First I should mention a very interesting and pleasant project involving the structural characterization of the NS19-9 ganglioside saccharide which had been synthetized by a Canadian company Chembiomed Inc. As a graduate group member at the Department of Biochemistry and Biophysics, I had a Ph.D. student in Biophysics, Bethany Bechtel, in collaboration with a Biophysicist Dr. Joshua Wand.

I came to generate two NIH grants in the direction of AIDS research. One was the testing of a hypothesis I believe I was the first one to have suggested namely that the very heavy glycosylation seen on the main viral HIV protein was increasing the virulens of the virus, i.e., making it more harmful. Viral proteins are recognized by the immune system via the recognition of a series of amino acids called epitope. A protein is in fact a series of amino acids linked in a chain. The many carbohydrate chains attached so such epitopes could potentially inhibit the immune response to the virus and thus cause the disease. This project gave rise to a local research grant that I was the PI on and that Dr. Laszlo Ötvös, also at Wistar, and I successfully worked into a more structurally oriented NIH grant where Dr. Ötvös was Principal Investigator and I was Co-Principal Investigator. Dr. Ötvös became Assistant Professor with this grant.

At the time a large effort was taking place at the NIH where people tried to use so called immunological adjuvant to create a vaccine againt the AIDS virus. It should be remembered that there is still no vaccine for this disease. Prof. Bror Morein at the BMC in Uppsala worked on a very promising adjuvant system, the so called ISCOM system. Dr. Koprowski knew him from his Rabies vaccine work and introduced me to him at the Wistar. I was able to help Dr. Morein with the purification and characterization of this adjuvant preparation, actually derived from the bark of a South American tree. The compounds, so called saponins were of course glycolipids. I got an NIH grant, as one of many of the NIH adjuvant group, with Dr. Morein as a consultant for the purification and charactrization of these compounds. I am on Dr. Moreins patent of the ISCOM system.

The problem here was that there was seemingly fierce competition between American and European companies on projects involving these adjuvants and I had to quit this grant before finishing for diffculties of collaborative nature. There was also a "coup" at The Wistar where Dr. Koprowski, the person that built the Institute up from scratch since 1955, lost out and was demoted as director. This led to large changes in the Institute and the new director Dr. Giovanni Rovera made it into a Molecular Biology oriented Institute rather than the Virology and Cancer place it had been under Dr. Koprowski.

§ EXTRACTED MATERIAL:
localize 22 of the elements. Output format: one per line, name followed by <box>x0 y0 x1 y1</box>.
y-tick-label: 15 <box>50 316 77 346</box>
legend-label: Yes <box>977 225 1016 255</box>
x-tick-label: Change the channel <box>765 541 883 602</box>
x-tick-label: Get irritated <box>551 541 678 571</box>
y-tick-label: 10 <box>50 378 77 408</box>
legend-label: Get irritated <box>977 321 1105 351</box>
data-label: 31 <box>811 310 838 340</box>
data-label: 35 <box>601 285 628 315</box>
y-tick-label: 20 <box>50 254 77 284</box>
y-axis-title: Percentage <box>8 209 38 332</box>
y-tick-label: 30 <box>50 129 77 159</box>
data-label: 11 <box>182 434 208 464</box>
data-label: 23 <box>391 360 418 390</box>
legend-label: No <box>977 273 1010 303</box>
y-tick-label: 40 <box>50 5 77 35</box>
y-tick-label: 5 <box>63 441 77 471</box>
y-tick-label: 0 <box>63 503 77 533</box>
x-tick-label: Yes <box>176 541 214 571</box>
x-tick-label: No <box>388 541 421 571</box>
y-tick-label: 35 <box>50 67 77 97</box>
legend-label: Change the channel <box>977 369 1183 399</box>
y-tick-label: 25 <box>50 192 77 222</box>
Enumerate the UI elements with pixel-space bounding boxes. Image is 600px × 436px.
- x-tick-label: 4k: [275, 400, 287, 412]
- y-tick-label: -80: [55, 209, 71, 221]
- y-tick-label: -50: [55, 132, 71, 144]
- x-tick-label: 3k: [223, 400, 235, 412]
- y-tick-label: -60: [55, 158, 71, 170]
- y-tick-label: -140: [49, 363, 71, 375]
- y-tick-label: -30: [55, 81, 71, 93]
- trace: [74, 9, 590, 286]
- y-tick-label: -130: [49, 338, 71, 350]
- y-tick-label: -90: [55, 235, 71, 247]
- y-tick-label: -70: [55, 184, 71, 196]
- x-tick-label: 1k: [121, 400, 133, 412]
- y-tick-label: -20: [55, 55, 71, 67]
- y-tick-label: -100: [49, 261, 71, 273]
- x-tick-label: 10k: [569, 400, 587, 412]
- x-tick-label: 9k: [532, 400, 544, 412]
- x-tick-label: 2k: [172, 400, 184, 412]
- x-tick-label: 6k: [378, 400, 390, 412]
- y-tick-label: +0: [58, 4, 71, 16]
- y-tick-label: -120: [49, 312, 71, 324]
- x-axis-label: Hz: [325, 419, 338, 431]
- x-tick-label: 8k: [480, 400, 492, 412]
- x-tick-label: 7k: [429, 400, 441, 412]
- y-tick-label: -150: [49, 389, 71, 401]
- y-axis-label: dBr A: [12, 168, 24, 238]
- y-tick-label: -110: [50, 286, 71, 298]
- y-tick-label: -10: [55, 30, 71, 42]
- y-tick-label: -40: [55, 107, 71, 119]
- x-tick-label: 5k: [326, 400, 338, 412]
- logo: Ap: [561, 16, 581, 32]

§ PROBLEMS TO SOLVE:
**1)** Which people does the passage refer to by the title "Dr."? List each one.
**2)** Echo a stretch of the passage: begin at the words "First I should" and stop after "Dr. Joshua Wand.".
Work from the passage alone and set the entries aside.

§ EXERCISE SOLUTIONS:
**1)** Joshua Wand, Laszlo Ötvös, Koprowski, Bror Morein, Giovanni Rovera

**2)**
First I should mention a very interesting and pleasant project involving the structural characterization of the NS19-9 ganglioside saccharide which had been synthetized by a Canadian company Chembiomed Inc. As a graduate group member at the Department of Biochemistry and Biophysics, I had a Ph.D. student in Biophysics, Bethany Bechtel, in collaboration with a Biophysicist Dr. Joshua Wand.